* start Task data *

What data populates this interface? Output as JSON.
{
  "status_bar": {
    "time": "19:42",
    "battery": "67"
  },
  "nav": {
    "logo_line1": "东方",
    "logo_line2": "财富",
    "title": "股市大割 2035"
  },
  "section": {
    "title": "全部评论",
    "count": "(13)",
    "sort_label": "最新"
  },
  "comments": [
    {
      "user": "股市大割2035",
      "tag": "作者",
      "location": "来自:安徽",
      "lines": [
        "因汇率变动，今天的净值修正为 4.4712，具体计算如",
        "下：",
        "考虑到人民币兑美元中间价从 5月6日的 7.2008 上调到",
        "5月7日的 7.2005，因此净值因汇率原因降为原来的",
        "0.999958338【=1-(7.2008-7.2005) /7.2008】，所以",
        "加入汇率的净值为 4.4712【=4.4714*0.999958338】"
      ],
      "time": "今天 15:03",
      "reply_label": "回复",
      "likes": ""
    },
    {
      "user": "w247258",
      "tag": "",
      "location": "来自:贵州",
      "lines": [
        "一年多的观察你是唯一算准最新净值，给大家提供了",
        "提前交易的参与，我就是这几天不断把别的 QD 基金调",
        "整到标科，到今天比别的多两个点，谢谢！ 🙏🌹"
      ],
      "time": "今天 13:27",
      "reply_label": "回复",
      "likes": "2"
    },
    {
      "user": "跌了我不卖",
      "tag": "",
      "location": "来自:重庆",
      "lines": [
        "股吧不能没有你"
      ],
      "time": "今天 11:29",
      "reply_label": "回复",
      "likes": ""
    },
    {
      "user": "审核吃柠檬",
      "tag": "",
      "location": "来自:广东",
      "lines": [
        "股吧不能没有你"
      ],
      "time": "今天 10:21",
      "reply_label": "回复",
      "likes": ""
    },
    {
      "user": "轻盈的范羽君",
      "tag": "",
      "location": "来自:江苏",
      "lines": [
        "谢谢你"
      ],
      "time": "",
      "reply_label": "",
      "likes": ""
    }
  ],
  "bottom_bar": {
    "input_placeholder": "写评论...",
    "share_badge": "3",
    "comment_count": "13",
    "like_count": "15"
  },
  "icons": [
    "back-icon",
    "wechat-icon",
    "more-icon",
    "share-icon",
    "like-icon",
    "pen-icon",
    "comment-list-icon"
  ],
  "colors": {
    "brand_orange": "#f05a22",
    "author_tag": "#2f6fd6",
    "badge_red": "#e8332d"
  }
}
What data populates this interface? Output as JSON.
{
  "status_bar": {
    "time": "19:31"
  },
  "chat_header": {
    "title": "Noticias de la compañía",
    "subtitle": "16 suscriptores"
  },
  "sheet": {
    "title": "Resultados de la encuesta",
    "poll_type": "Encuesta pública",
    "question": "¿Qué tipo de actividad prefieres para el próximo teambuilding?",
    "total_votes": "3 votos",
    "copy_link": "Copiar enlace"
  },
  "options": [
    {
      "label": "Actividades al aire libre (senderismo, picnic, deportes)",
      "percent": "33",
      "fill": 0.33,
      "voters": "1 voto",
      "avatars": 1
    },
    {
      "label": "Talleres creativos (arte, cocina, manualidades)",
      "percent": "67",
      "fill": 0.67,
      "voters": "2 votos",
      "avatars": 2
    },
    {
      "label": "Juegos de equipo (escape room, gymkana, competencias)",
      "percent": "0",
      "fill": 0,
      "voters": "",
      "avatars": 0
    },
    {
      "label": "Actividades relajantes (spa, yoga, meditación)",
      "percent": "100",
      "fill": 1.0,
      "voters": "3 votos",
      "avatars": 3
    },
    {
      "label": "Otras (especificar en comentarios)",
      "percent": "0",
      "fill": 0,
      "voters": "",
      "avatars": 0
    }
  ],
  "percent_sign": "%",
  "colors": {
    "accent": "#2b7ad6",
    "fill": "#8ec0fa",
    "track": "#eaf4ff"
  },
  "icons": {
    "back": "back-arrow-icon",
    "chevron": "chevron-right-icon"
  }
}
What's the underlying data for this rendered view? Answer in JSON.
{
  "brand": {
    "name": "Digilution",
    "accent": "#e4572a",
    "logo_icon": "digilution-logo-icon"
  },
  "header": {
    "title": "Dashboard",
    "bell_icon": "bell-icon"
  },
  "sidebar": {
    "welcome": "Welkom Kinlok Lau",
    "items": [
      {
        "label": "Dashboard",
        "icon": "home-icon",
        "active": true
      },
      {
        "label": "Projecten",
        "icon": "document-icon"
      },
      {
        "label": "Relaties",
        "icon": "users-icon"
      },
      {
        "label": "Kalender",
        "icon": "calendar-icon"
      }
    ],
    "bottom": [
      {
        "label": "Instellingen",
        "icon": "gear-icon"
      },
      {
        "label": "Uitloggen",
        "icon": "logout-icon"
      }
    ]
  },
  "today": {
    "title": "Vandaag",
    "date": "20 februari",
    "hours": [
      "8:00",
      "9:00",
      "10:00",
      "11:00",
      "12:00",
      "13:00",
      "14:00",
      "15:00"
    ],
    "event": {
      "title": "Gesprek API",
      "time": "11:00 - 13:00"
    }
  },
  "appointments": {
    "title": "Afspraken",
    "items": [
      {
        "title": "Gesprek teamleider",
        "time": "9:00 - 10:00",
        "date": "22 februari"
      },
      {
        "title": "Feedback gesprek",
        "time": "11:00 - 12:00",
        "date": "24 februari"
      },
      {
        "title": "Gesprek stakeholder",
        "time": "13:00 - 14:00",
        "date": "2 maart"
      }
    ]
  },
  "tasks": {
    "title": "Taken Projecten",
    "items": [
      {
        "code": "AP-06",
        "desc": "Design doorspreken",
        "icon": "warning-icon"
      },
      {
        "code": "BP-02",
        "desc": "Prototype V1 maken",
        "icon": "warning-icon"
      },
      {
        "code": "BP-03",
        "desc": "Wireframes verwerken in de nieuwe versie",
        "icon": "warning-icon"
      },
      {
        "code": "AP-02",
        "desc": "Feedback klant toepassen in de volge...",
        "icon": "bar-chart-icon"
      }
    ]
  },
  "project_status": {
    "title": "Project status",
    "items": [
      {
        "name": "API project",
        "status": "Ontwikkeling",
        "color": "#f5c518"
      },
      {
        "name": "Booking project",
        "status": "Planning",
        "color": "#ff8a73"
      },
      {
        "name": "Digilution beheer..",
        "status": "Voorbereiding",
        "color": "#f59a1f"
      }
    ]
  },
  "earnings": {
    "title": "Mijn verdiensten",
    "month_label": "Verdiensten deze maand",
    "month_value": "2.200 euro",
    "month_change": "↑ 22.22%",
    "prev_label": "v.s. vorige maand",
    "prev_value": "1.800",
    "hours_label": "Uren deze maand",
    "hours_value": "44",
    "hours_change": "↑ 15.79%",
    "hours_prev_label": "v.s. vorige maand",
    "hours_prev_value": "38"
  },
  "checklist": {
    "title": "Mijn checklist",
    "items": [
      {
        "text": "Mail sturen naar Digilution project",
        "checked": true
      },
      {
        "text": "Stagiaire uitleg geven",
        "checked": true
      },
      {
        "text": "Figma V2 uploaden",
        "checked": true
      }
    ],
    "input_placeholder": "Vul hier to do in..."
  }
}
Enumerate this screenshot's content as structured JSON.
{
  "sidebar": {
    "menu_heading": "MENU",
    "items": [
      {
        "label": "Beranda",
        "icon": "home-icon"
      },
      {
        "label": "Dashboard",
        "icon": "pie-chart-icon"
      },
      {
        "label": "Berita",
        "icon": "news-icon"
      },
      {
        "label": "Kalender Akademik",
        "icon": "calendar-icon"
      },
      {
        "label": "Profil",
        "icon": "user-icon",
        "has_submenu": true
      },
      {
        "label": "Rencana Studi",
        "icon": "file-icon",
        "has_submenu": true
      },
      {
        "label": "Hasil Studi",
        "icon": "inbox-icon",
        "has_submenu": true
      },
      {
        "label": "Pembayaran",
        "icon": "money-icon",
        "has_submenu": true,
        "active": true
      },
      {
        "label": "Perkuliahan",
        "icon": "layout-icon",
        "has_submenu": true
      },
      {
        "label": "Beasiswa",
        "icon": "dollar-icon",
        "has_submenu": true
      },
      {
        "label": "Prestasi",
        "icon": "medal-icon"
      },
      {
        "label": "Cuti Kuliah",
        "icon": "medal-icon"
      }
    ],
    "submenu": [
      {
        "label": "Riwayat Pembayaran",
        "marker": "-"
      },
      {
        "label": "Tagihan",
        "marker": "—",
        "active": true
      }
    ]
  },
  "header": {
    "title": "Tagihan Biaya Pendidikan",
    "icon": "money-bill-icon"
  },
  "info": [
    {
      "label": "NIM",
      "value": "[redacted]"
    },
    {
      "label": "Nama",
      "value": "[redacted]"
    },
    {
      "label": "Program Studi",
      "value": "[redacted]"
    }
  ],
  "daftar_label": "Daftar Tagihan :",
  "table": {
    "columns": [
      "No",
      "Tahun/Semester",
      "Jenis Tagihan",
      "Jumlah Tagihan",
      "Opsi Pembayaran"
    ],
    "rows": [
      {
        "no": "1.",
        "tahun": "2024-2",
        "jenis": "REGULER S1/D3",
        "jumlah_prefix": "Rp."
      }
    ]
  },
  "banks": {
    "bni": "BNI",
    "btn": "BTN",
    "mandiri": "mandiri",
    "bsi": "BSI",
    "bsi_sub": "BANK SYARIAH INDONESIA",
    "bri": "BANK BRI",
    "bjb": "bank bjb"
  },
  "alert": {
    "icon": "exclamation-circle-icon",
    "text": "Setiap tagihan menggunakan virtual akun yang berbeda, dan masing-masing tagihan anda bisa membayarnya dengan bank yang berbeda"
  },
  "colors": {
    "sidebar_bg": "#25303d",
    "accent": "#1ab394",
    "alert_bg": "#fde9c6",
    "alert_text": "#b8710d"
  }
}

* end Task data *

● **Exercise**: Identify every line above that includes the word "date", and show those lines.

● **Exercise solution**:
    "date": "20 februari",
        "date": "22 februari"
        "date": "24 februari"
        "date": "2 maart"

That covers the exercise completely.